▸ **Task to complete**: Quote the data below in full, minus the images.

▸ **Input data**:

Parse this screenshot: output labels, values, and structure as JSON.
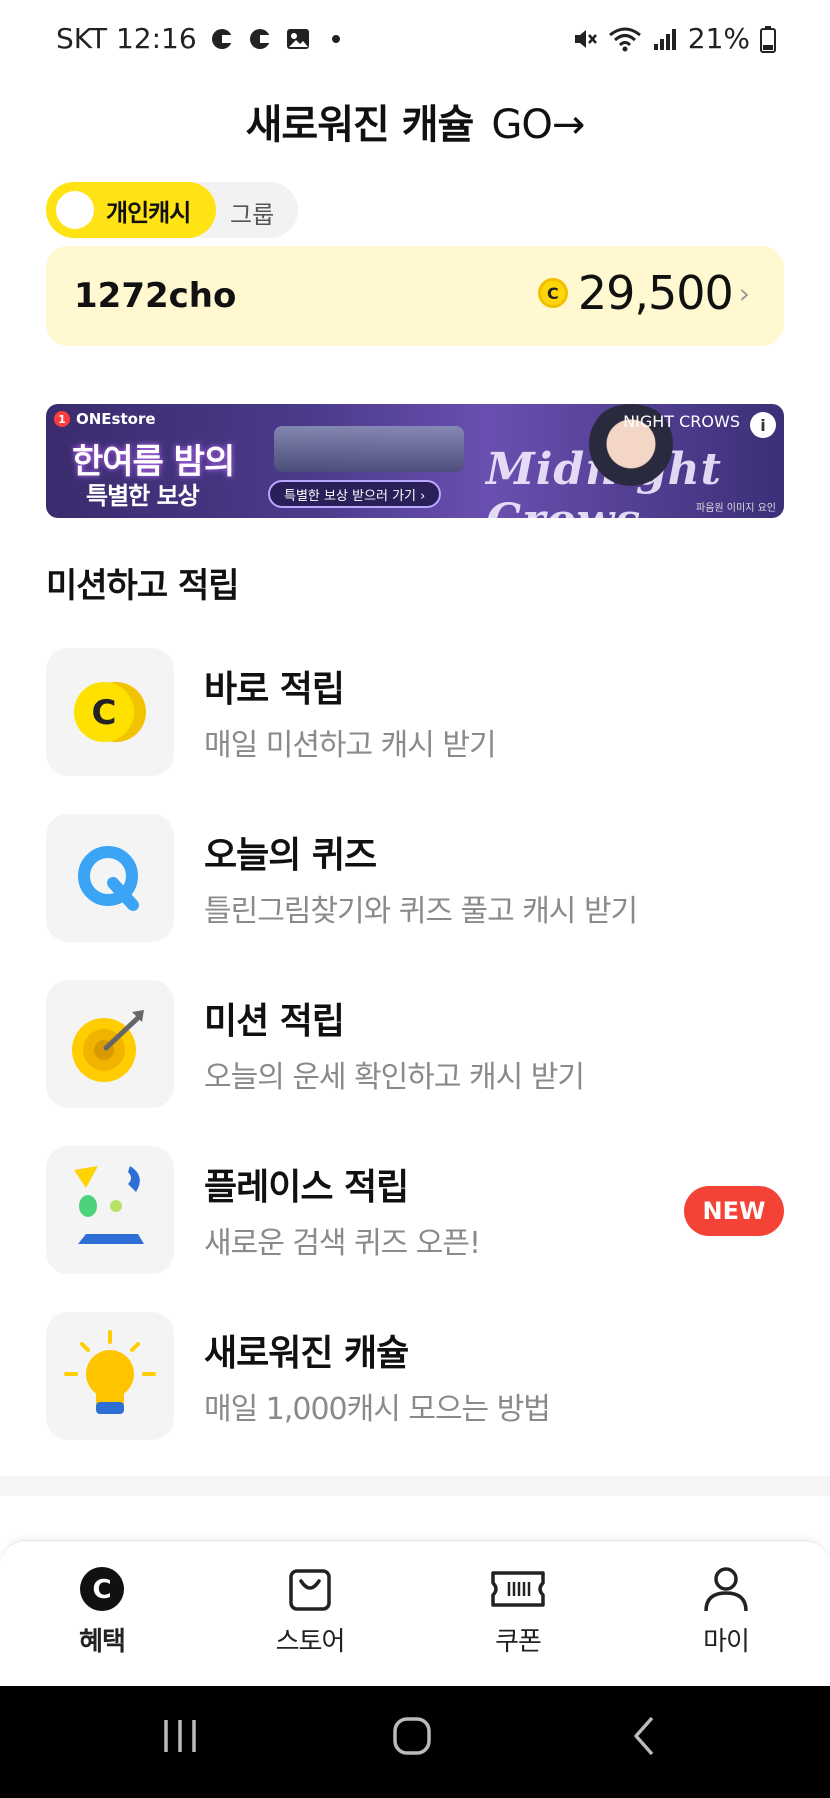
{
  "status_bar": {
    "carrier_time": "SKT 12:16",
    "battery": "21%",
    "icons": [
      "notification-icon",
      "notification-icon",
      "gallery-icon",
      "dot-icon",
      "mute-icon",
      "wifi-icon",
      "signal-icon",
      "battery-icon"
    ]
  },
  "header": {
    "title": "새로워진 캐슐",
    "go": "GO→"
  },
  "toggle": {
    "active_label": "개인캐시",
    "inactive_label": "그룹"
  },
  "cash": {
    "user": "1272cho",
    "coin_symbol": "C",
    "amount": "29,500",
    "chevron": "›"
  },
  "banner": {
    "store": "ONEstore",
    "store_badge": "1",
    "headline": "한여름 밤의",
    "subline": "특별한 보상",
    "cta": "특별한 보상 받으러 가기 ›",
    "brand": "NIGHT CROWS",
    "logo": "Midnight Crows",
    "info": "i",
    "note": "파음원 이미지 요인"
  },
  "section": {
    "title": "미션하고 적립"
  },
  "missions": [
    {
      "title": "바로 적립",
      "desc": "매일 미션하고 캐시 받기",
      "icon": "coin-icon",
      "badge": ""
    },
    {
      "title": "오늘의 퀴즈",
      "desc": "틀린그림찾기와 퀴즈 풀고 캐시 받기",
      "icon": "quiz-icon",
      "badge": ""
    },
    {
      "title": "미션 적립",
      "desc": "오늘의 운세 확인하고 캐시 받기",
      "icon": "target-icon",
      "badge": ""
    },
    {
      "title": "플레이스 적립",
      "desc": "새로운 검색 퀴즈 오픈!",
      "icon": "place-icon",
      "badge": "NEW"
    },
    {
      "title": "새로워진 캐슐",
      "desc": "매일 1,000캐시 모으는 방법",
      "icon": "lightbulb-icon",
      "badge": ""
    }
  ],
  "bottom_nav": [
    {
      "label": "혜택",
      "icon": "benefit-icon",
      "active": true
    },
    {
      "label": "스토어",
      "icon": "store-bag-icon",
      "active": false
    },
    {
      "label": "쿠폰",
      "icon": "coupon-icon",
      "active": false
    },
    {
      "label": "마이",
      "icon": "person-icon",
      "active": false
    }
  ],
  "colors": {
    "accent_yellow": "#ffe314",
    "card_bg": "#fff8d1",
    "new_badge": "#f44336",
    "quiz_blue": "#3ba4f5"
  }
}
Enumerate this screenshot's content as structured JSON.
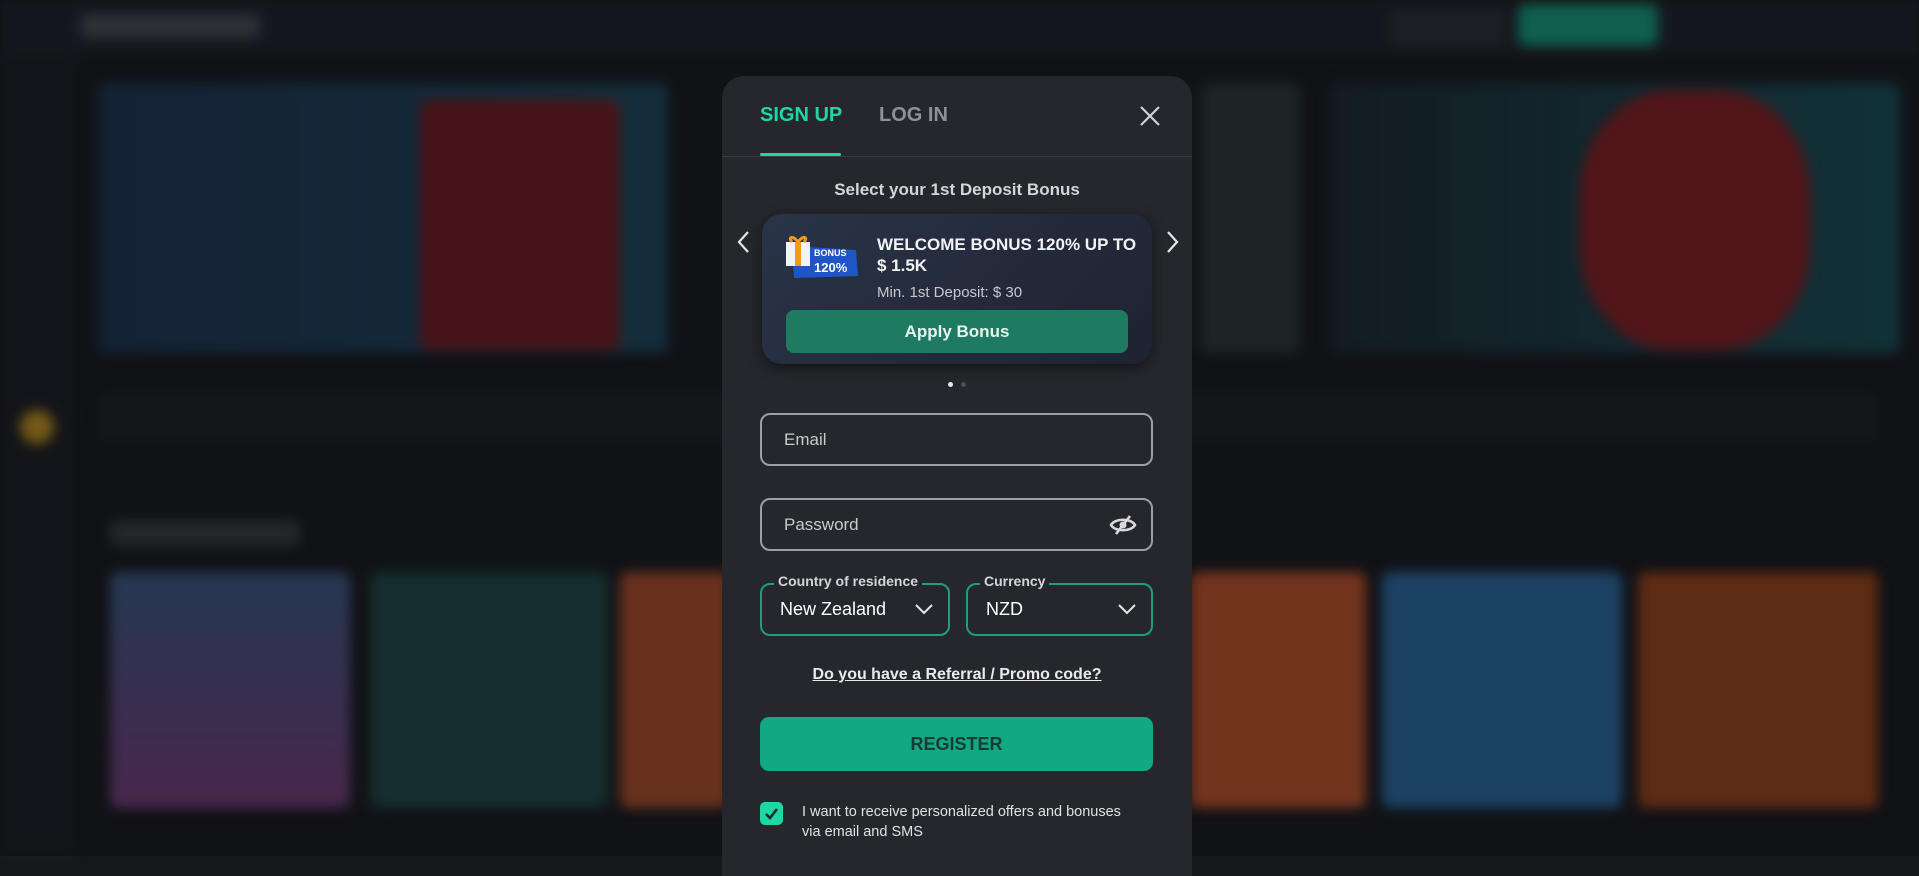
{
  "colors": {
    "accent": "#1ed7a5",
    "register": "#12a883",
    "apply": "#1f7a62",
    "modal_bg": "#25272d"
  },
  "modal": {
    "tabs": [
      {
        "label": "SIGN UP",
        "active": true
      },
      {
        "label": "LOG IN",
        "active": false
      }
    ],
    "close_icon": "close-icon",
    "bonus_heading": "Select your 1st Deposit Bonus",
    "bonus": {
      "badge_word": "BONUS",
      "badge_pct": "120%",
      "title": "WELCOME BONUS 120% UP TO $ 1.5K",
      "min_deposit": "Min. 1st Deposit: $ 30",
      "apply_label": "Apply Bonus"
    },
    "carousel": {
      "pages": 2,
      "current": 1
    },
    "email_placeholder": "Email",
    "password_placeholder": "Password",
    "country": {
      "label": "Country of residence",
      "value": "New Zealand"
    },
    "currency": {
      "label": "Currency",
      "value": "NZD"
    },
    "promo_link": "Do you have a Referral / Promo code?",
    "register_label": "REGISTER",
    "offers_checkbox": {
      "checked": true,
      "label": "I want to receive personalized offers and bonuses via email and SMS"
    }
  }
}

▸ **Solution for this problem**:
Parse this screenshot: output labels, values, and structure as JSON.
{
  "status_bar": {
    "carrier_time": "SKT 12:16",
    "battery": "21%",
    "icons": [
      "notification-icon",
      "notification-icon",
      "gallery-icon",
      "dot-icon",
      "mute-icon",
      "wifi-icon",
      "signal-icon",
      "battery-icon"
    ]
  },
  "header": {
    "title": "새로워진 캐슐",
    "go": "GO→"
  },
  "toggle": {
    "active_label": "개인캐시",
    "inactive_label": "그룹"
  },
  "cash": {
    "user": "1272cho",
    "coin_symbol": "C",
    "amount": "29,500",
    "chevron": "›"
  },
  "banner": {
    "store": "ONEstore",
    "store_badge": "1",
    "headline": "한여름 밤의",
    "subline": "특별한 보상",
    "cta": "특별한 보상 받으러 가기 ›",
    "brand": "NIGHT CROWS",
    "logo": "Midnight Crows",
    "info": "i",
    "note": "파음원 이미지 요인"
  },
  "section": {
    "title": "미션하고 적립"
  },
  "missions": [
    {
      "title": "바로 적립",
      "desc": "매일 미션하고 캐시 받기",
      "icon": "coin-icon",
      "badge": ""
    },
    {
      "title": "오늘의 퀴즈",
      "desc": "틀린그림찾기와 퀴즈 풀고 캐시 받기",
      "icon": "quiz-icon",
      "badge": ""
    },
    {
      "title": "미션 적립",
      "desc": "오늘의 운세 확인하고 캐시 받기",
      "icon": "target-icon",
      "badge": ""
    },
    {
      "title": "플레이스 적립",
      "desc": "새로운 검색 퀴즈 오픈!",
      "icon": "place-icon",
      "badge": "NEW"
    },
    {
      "title": "새로워진 캐슐",
      "desc": "매일 1,000캐시 모으는 방법",
      "icon": "lightbulb-icon",
      "badge": ""
    }
  ],
  "bottom_nav": [
    {
      "label": "혜택",
      "icon": "benefit-icon",
      "active": true
    },
    {
      "label": "스토어",
      "icon": "store-bag-icon",
      "active": false
    },
    {
      "label": "쿠폰",
      "icon": "coupon-icon",
      "active": false
    },
    {
      "label": "마이",
      "icon": "person-icon",
      "active": false
    }
  ],
  "colors": {
    "accent_yellow": "#ffe314",
    "card_bg": "#fff8d1",
    "new_badge": "#f44336",
    "quiz_blue": "#3ba4f5"
  }
}
Enumerate this screenshot's content as structured JSON.
{
  "colors": {
    "accent": "#1ed7a5",
    "register": "#12a883",
    "apply": "#1f7a62",
    "modal_bg": "#25272d"
  },
  "modal": {
    "tabs": [
      {
        "label": "SIGN UP",
        "active": true
      },
      {
        "label": "LOG IN",
        "active": false
      }
    ],
    "close_icon": "close-icon",
    "bonus_heading": "Select your 1st Deposit Bonus",
    "bonus": {
      "badge_word": "BONUS",
      "badge_pct": "120%",
      "title": "WELCOME BONUS 120% UP TO $ 1.5K",
      "min_deposit": "Min. 1st Deposit: $ 30",
      "apply_label": "Apply Bonus"
    },
    "carousel": {
      "pages": 2,
      "current": 1
    },
    "email_placeholder": "Email",
    "password_placeholder": "Password",
    "country": {
      "label": "Country of residence",
      "value": "New Zealand"
    },
    "currency": {
      "label": "Currency",
      "value": "NZD"
    },
    "promo_link": "Do you have a Referral / Promo code?",
    "register_label": "REGISTER",
    "offers_checkbox": {
      "checked": true,
      "label": "I want to receive personalized offers and bonuses via email and SMS"
    }
  }
}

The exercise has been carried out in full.